Start

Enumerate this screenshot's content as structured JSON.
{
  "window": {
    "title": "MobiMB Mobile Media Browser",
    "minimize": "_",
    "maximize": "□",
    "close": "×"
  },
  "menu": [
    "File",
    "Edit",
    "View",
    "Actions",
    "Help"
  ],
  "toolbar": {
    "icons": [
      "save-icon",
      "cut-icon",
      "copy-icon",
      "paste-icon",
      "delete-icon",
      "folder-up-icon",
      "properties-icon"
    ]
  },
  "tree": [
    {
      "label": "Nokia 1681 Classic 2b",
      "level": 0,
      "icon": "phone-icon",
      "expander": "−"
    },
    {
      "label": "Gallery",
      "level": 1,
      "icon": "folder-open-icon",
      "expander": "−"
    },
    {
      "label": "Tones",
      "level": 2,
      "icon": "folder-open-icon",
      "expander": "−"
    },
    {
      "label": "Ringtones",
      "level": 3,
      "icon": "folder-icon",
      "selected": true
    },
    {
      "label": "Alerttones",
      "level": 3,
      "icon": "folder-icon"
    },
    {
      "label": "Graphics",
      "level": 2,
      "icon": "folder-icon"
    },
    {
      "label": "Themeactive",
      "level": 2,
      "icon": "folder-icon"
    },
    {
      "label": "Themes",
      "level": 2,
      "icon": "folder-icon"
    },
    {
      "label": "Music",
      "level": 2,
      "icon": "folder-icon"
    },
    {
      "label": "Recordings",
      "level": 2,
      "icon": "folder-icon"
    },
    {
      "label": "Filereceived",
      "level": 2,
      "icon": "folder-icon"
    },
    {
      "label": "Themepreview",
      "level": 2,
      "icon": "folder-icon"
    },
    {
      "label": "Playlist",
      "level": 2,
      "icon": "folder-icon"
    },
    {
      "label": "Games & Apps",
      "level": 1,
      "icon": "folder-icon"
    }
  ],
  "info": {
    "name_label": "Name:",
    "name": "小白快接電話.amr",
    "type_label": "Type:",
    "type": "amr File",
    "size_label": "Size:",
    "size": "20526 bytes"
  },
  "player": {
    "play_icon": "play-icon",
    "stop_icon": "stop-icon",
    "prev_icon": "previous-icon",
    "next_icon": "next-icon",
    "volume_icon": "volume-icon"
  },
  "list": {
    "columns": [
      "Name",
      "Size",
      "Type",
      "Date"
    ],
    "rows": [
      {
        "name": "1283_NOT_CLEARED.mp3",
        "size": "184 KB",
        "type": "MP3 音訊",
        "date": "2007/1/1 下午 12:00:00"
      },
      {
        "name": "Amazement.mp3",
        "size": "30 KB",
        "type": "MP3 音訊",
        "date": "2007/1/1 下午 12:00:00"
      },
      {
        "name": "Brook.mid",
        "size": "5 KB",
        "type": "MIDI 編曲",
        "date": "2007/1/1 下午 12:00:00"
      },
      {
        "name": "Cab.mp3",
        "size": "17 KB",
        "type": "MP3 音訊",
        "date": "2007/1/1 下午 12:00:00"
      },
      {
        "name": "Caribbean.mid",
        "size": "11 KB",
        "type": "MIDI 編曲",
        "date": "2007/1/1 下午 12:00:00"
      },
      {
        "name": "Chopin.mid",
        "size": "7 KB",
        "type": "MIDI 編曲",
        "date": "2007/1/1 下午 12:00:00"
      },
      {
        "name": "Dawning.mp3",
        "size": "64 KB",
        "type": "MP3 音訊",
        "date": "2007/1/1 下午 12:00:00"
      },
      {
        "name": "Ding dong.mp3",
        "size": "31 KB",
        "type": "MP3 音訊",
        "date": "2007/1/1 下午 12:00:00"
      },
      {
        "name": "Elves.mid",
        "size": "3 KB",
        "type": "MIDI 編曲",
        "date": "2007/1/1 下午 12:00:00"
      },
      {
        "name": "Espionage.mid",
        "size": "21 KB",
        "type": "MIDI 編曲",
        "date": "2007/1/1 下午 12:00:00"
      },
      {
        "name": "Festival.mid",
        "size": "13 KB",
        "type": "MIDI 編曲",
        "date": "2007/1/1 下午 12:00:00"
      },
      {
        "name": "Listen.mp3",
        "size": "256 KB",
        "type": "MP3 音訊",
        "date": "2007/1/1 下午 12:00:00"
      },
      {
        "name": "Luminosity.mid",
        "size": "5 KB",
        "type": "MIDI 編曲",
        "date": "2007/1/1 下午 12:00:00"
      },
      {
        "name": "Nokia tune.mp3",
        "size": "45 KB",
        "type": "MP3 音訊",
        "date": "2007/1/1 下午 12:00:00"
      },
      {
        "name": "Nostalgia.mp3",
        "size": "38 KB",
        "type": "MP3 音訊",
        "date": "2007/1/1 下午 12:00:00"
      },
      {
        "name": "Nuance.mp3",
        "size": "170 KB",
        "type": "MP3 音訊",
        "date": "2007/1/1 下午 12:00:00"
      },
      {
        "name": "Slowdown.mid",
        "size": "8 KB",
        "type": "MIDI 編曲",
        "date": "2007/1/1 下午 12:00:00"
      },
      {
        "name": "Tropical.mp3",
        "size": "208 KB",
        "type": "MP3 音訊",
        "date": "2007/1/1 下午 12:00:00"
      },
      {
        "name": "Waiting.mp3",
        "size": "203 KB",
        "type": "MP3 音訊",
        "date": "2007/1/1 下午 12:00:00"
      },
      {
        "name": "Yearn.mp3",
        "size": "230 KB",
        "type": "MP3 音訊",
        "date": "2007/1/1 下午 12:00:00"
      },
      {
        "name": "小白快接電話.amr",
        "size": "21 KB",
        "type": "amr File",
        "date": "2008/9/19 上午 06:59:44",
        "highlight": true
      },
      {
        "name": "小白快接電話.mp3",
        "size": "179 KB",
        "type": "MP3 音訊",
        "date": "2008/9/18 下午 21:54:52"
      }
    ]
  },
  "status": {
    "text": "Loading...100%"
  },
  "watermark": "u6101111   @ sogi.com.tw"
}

End

**Work instructions**
Where a line holds the string "Nokia", copy that line.

**Exercise solution**
      "label": "Nokia 1681 Classic 2b",
        "name": "Nokia tune.mp3",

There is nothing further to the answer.